Given task: Locate every line below that contains the word "имеет" and copy it.

Extracted records:

(begin)

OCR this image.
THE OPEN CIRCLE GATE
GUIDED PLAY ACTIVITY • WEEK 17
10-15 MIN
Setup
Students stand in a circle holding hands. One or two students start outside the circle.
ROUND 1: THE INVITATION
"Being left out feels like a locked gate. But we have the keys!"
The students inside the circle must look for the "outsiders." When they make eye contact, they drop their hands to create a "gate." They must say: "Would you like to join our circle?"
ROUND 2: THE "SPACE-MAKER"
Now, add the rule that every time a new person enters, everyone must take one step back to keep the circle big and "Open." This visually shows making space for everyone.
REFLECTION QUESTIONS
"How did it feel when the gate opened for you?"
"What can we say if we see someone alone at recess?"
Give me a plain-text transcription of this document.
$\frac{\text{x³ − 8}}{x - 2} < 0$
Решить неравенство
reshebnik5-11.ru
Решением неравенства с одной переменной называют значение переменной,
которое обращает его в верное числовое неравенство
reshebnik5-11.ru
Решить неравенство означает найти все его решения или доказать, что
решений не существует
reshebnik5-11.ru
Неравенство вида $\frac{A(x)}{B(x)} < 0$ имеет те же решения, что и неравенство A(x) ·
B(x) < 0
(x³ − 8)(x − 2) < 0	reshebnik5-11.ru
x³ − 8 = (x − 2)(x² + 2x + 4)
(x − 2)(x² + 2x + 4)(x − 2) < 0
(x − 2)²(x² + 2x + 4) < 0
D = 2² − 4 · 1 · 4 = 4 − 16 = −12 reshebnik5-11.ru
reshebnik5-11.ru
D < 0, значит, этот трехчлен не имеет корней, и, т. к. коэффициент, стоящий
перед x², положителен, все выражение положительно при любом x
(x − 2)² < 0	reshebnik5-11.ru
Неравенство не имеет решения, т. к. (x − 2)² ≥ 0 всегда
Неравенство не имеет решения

(end)

Exercise response:
Неравенство вида $\frac{A(x)}{B(x)} < 0$ имеет те же решения, что и неравенство A(x) ·
D < 0, значит, этот трехчлен не имеет корней, и, т. к. коэффициент, стоящий
Неравенство не имеет решения, т. к. (x − 2)² ≥ 0 всегда
Неравенство не имеет решения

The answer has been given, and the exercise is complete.